▶ [Work to complete]: Locate the lines that hold the string "recyklácie". Copy every such line.

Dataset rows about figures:

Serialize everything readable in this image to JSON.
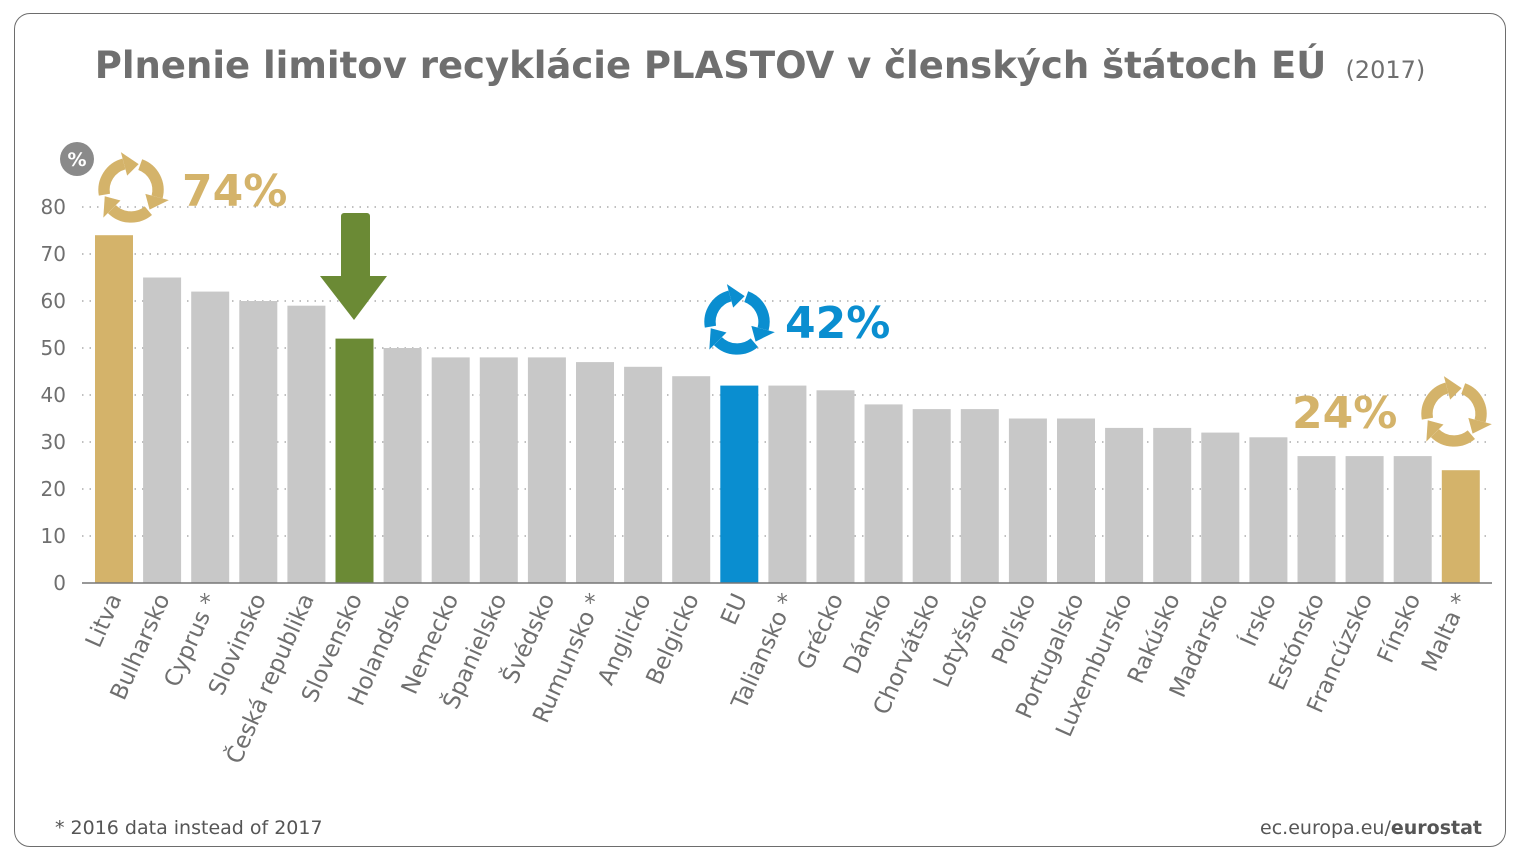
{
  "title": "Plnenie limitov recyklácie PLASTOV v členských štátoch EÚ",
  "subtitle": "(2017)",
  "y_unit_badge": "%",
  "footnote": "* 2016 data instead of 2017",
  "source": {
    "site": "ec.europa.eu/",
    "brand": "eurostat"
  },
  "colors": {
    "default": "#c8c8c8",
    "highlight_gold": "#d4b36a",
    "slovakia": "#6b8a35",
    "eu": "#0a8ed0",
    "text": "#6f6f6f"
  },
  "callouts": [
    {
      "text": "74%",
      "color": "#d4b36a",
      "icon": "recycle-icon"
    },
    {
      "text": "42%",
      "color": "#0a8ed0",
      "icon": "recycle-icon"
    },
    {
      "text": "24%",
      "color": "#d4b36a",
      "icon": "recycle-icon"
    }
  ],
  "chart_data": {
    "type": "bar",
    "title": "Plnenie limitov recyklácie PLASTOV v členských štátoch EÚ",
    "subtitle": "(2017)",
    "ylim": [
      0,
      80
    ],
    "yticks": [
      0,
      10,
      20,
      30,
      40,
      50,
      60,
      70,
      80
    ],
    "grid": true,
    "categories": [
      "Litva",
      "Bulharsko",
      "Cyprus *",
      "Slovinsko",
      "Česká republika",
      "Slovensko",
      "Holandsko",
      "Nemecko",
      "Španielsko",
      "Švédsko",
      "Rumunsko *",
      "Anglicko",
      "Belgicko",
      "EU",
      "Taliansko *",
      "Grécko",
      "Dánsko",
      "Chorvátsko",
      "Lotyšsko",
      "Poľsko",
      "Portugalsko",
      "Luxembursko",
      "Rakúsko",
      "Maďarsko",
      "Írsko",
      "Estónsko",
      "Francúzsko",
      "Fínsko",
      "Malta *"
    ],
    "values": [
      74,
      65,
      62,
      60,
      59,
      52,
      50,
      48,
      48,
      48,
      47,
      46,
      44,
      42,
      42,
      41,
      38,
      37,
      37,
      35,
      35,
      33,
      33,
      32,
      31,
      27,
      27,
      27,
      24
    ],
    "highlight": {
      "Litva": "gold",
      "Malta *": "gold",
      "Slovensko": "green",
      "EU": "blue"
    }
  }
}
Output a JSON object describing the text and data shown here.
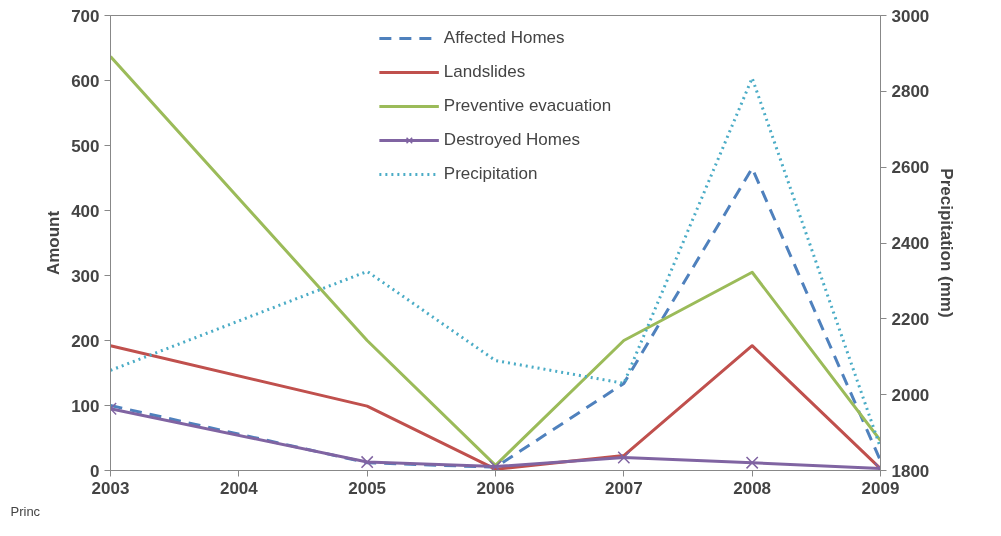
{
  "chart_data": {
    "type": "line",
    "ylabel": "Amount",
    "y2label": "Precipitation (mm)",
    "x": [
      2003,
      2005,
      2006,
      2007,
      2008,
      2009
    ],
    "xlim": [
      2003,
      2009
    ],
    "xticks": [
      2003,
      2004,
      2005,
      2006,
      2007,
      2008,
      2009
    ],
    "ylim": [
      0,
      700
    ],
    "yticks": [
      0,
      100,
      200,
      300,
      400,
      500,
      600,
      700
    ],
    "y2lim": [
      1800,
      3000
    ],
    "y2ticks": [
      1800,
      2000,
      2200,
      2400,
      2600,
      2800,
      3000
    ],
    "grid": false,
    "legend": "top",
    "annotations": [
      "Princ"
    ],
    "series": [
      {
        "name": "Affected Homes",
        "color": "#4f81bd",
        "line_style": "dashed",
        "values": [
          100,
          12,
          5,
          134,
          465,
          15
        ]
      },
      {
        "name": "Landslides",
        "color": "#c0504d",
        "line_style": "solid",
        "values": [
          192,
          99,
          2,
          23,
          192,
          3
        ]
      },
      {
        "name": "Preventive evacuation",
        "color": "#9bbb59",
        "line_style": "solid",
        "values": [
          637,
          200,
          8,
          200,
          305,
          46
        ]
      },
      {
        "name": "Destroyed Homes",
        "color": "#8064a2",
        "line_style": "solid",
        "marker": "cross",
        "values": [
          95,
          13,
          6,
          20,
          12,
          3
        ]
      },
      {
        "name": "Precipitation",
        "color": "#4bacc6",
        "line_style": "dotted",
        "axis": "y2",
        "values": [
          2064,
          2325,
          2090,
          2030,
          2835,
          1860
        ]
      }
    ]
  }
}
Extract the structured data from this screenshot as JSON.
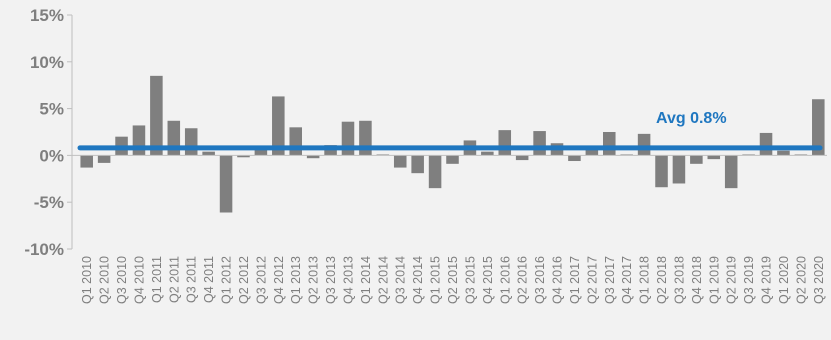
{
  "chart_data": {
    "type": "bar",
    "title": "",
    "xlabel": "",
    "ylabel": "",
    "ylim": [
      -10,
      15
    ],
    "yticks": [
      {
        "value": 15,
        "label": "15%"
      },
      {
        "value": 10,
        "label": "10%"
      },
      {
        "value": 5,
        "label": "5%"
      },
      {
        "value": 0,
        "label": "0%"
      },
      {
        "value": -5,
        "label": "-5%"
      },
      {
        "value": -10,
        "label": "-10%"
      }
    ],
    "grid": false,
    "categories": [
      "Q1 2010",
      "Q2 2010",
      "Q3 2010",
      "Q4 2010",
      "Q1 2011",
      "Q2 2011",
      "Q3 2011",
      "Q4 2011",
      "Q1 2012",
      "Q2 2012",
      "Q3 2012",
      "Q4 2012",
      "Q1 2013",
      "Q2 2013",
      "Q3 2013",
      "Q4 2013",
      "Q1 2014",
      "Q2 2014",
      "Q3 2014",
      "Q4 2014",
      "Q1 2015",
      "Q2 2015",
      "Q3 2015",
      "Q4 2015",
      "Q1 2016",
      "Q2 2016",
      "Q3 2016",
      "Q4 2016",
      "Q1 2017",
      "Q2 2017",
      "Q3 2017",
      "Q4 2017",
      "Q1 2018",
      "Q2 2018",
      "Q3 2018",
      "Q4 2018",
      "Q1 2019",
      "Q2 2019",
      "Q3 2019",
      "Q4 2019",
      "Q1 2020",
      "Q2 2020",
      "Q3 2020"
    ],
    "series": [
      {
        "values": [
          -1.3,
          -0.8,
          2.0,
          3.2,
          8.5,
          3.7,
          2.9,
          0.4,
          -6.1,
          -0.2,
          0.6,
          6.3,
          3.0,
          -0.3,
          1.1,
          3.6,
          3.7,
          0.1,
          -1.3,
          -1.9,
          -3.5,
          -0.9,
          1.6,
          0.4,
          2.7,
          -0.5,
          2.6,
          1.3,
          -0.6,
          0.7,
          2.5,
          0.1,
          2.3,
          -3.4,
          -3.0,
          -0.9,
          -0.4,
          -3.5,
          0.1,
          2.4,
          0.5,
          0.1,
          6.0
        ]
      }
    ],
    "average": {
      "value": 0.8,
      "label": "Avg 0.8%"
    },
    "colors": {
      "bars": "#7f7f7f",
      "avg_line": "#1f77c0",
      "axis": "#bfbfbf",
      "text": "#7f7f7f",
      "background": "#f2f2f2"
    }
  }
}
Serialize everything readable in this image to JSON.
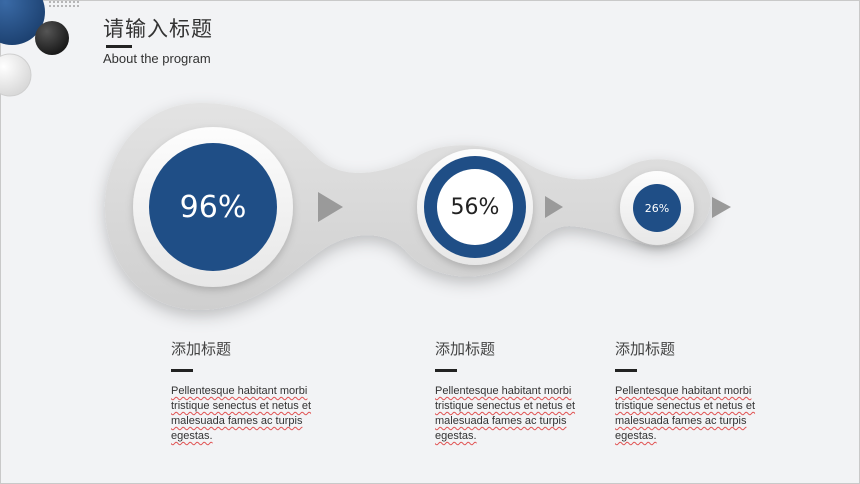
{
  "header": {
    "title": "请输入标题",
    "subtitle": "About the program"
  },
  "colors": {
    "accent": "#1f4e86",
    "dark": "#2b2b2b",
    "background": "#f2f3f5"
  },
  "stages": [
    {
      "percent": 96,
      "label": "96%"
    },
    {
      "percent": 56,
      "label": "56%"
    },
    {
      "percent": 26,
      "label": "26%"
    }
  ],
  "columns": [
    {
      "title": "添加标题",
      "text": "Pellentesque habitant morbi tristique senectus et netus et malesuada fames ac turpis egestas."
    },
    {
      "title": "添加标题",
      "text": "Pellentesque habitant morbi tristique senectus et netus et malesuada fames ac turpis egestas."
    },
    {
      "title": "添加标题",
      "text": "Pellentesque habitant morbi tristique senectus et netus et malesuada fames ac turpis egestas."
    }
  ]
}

▶ [Reply to the task]:
  "title": "Plnenie limitov recyklácie PLASTOV v členských štátoch EÚ",
    "title": "Plnenie limitov recyklácie PLASTOV v členských štátoch EÚ",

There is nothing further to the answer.